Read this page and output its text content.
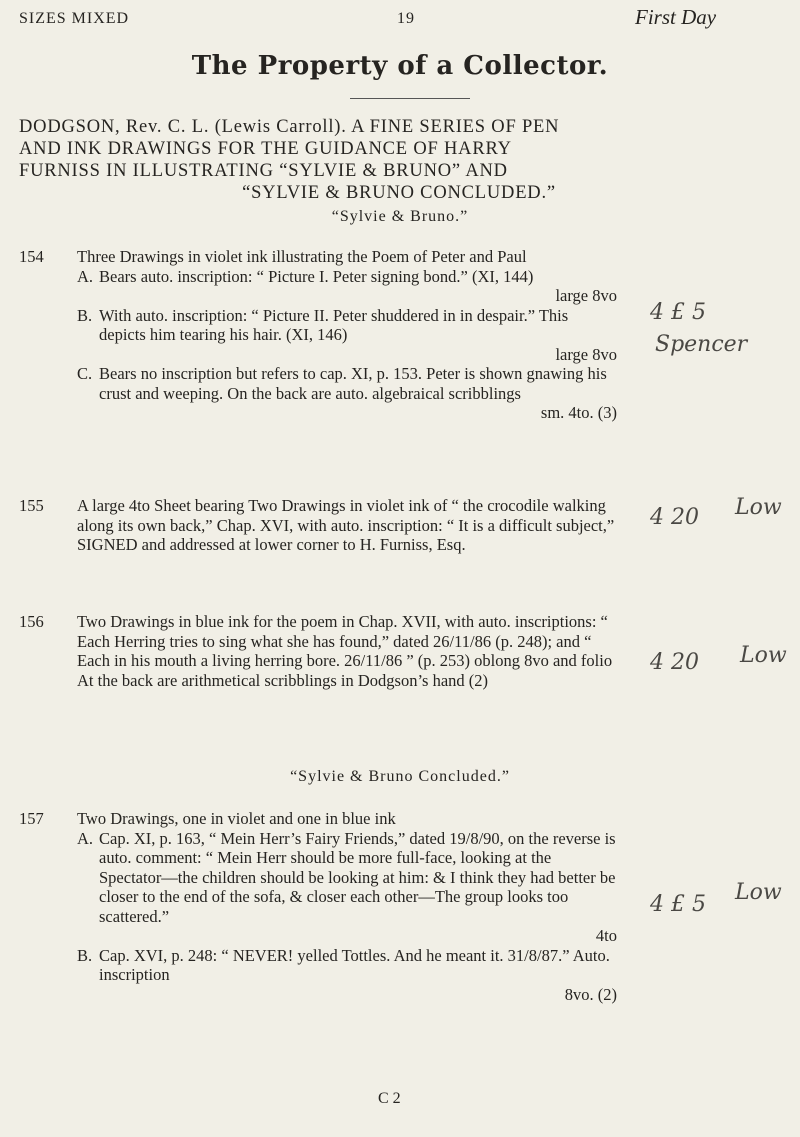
SIZES MIXED	19	First Day
The Property of a Collector.
DODGSON, Rev. C. L. (Lewis Carroll). A FINE SERIES OF PEN
AND INK DRAWINGS FOR THE GUIDANCE OF HARRY
FURNISS IN ILLUSTRATING “SYLVIE & BRUNO” AND
“SYLVIE & BRUNO CONCLUDED.”
“Sylvie & Bruno.”
154 Three Drawings in violet ink illustrating the Poem of Peter and Paul
A. Bears auto. inscription: “ Picture I. Peter signing bond.” (XI, 144)
large 8vo
B. With auto. inscription: “ Picture II. Peter shuddered in in despair.” This depicts him tearing his hair. (XI, 146)
large 8vo
C. Bears no inscription but refers to cap. XI, p. 153. Peter is shown gnawing his crust and weeping. On the back are auto. algebraical scribblings
sm. 4to. (3)
155 A large 4to Sheet bearing Two Drawings in violet ink of “ the crocodile walking along its own back,” Chap. XVI, with auto. inscription: “ It is a difficult subject,” SIGNED and addressed at lower corner to H. Furniss, Esq.
156 Two Drawings in blue ink for the poem in Chap. XVII, with auto. inscriptions: “ Each Herring tries to sing what she has found,” dated 26/11/86 (p. 248); and “ Each in his mouth a living herring bore. 26/11/86 ” (p. 253) oblong 8vo and folio At the back are arithmetical scribblings in Dodgson’s hand (2)
“Sylvie & Bruno Concluded.”
157 Two Drawings, one in violet and one in blue ink
A. Cap. XI, p. 163, “ Mein Herr’s Fairy Friends,” dated 19/8/90, on the reverse is auto. comment: “ Mein Herr should be more full-face, looking at the Spectator—the children should be looking at him: & I think they had better be closer to the end of the sofa, & closer each other—The group looks too scattered.”
4to
B. Cap. XVI, p. 248: “ NEVER! yelled Tottles. And he meant it. 31/8/87.” Auto. inscription
8vo. (2)
4 £ 5
Spencer
4 20 Low
4 20 Low
4 £ 5 Low
C 2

#####

[WHAT YOU NEED TO DO] Take the listing and print it again exactly, but without any pictures.

[ANSWER TO THE PROBLEM]
Read this page and output its text content.
SIZES MIXED	19	First Day
The Property of a Collector.
DODGSON, Rev. C. L. (Lewis Carroll). A FINE SERIES OF PEN
AND INK DRAWINGS FOR THE GUIDANCE OF HARRY
FURNISS IN ILLUSTRATING “SYLVIE & BRUNO” AND
“SYLVIE & BRUNO CONCLUDED.”
“Sylvie & Bruno.”
154 Three Drawings in violet ink illustrating the Poem of Peter and Paul
A. Bears auto. inscription: “ Picture I. Peter signing bond.” (XI, 144)
large 8vo
B. With auto. inscription: “ Picture II. Peter shuddered in in despair.” This depicts him tearing his hair. (XI, 146)
large 8vo
C. Bears no inscription but refers to cap. XI, p. 153. Peter is shown gnawing his crust and weeping. On the back are auto. algebraical scribblings
sm. 4to. (3)
155 A large 4to Sheet bearing Two Drawings in violet ink of “ the crocodile walking along its own back,” Chap. XVI, with auto. inscription: “ It is a difficult subject,” SIGNED and addressed at lower corner to H. Furniss, Esq.
156 Two Drawings in blue ink for the poem in Chap. XVII, with auto. inscriptions: “ Each Herring tries to sing what she has found,” dated 26/11/86 (p. 248); and “ Each in his mouth a living herring bore. 26/11/86 ” (p. 253) oblong 8vo and folio At the back are arithmetical scribblings in Dodgson’s hand (2)
“Sylvie & Bruno Concluded.”
157 Two Drawings, one in violet and one in blue ink
A. Cap. XI, p. 163, “ Mein Herr’s Fairy Friends,” dated 19/8/90, on the reverse is auto. comment: “ Mein Herr should be more full-face, looking at the Spectator—the children should be looking at him: & I think they had better be closer to the end of the sofa, & closer each other—The group looks too scattered.”
4to
B. Cap. XVI, p. 248: “ NEVER! yelled Tottles. And he meant it. 31/8/87.” Auto. inscription
8vo. (2)
4 £ 5
Spencer
4 20 Low
4 20 Low
4 £ 5 Low
C 2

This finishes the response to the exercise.